--- Start of Dataset rows ---
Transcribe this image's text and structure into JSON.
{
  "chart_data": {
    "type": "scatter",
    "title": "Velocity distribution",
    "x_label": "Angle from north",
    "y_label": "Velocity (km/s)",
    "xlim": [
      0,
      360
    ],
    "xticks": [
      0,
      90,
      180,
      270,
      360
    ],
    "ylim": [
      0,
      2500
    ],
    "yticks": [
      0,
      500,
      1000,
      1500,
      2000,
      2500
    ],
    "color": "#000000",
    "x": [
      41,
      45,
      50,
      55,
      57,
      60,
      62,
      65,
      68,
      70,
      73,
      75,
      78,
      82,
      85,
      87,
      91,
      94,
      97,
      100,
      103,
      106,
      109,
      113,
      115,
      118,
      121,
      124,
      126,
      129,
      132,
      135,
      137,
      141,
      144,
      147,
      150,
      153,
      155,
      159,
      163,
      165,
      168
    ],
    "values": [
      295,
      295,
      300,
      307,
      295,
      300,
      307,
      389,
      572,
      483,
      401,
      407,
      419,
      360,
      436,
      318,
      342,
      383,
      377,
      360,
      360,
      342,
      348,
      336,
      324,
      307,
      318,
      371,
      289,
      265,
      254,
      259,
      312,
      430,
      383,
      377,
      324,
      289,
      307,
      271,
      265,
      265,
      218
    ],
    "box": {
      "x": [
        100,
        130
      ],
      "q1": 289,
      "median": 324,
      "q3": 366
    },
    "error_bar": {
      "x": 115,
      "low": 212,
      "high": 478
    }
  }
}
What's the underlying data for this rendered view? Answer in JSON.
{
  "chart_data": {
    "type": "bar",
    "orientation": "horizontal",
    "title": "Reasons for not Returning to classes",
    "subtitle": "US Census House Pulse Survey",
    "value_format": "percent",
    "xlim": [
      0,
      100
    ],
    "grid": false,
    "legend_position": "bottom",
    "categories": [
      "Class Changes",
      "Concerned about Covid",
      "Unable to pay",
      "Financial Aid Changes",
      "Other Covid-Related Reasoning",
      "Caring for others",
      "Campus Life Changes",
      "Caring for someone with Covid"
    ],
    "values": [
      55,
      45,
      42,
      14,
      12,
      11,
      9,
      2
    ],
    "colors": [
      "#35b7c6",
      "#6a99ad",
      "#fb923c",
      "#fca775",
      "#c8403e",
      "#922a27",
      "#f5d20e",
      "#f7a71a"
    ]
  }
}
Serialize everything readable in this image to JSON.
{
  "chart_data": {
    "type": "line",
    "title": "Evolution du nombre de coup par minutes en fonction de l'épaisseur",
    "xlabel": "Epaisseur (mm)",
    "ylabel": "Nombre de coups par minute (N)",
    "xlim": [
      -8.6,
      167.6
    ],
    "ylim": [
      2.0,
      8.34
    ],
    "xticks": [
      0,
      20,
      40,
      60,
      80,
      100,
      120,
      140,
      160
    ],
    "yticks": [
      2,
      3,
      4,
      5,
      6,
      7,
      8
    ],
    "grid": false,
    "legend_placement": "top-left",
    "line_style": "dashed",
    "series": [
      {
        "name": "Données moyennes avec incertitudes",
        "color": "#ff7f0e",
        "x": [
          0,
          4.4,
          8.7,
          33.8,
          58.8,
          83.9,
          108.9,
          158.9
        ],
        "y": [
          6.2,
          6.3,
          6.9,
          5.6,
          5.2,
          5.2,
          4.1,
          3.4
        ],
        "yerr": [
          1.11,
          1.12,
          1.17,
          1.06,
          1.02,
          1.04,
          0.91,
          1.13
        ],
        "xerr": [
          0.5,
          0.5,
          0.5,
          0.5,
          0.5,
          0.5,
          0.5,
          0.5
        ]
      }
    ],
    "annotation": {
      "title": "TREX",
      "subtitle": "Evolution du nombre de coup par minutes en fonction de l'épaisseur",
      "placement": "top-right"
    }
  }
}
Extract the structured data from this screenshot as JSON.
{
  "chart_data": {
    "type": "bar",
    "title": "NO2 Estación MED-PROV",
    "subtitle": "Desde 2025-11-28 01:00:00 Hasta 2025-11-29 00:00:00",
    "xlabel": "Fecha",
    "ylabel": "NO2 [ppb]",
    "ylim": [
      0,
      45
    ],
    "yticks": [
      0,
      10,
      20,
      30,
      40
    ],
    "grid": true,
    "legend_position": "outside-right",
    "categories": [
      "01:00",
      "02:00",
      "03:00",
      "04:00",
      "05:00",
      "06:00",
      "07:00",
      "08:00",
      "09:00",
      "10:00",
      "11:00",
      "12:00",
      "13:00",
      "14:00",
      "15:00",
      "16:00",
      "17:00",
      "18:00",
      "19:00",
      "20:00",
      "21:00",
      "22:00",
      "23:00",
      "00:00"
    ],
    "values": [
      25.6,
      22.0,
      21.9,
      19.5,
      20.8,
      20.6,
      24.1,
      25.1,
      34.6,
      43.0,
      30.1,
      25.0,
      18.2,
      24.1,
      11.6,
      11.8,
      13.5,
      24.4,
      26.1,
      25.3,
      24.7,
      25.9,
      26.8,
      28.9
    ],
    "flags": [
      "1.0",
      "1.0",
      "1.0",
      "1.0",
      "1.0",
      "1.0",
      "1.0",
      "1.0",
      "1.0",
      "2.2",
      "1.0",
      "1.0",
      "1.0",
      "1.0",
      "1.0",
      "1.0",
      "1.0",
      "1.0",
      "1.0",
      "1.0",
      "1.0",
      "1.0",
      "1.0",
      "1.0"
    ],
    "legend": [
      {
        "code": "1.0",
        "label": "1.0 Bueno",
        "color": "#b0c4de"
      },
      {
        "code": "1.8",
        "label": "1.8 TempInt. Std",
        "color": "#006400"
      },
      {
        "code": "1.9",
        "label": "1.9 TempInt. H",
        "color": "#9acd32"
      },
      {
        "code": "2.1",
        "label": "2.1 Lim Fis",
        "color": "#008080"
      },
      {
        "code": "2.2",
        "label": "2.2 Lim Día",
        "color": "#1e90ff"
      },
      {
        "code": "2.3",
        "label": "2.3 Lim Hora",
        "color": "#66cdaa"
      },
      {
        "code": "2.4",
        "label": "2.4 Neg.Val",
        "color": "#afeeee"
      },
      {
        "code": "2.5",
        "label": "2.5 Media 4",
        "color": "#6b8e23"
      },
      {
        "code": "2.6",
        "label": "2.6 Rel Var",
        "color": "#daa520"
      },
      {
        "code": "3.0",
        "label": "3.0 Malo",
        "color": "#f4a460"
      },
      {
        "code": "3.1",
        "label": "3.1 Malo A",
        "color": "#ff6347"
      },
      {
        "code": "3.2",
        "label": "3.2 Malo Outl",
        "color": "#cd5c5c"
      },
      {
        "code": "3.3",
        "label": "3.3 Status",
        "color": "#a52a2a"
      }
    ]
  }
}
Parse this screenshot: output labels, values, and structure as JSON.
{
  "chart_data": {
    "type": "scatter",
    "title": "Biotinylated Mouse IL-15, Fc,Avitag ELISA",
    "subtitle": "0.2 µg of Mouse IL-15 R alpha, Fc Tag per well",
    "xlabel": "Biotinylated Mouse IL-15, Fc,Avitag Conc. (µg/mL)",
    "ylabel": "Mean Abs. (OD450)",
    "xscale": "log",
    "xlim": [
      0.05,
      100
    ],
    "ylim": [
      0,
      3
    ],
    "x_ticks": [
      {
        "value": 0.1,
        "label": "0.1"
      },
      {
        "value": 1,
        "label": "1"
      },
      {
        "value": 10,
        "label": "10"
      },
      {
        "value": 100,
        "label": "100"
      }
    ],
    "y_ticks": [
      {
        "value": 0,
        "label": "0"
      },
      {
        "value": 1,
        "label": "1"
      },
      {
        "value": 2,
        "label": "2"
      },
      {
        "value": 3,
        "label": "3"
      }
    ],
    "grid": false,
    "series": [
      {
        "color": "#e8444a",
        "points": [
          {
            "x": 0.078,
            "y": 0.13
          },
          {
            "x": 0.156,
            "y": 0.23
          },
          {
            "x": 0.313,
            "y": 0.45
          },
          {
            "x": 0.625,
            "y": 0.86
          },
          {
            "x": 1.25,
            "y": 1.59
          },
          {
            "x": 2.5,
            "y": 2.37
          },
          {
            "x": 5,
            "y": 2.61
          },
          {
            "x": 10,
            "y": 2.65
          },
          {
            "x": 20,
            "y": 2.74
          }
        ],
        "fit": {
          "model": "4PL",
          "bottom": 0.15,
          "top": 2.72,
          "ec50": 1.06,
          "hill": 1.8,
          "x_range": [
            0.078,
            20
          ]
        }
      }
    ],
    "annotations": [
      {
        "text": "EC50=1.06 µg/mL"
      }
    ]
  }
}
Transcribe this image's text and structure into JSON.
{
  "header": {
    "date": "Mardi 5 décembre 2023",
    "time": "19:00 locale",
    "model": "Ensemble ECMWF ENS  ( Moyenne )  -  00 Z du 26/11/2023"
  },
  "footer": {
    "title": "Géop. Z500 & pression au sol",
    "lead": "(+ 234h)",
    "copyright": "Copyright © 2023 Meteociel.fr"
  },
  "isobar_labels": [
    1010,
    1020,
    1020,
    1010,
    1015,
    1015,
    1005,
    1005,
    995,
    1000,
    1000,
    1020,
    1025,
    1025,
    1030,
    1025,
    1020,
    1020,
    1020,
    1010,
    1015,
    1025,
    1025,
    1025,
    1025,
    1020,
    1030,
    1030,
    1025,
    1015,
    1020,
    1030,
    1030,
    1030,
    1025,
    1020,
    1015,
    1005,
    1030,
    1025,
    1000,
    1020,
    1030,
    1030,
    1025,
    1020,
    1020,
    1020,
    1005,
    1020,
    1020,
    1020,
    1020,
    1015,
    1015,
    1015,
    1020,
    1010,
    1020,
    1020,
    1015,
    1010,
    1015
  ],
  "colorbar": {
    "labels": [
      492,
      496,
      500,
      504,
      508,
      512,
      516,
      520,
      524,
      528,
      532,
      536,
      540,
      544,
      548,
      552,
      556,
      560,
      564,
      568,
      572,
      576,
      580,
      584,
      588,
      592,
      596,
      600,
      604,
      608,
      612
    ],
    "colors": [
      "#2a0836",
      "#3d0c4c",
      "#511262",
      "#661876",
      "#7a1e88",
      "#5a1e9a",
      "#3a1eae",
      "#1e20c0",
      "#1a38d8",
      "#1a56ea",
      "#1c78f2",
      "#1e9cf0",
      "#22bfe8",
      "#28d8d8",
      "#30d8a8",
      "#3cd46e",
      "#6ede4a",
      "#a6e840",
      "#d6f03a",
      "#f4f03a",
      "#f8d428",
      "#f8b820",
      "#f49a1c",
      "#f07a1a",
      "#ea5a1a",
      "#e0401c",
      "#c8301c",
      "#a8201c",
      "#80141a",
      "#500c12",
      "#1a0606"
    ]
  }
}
--- End of Dataset rows ---
- [Stated task]
Pull out every line of the records above that contains the word "minutes".

- [Response to this task]
    "title": "Evolution du nombre de coup par minutes en fonction de l'épaisseur",
      "subtitle": "Evolution du nombre de coup par minutes en fonction de l'épaisseur",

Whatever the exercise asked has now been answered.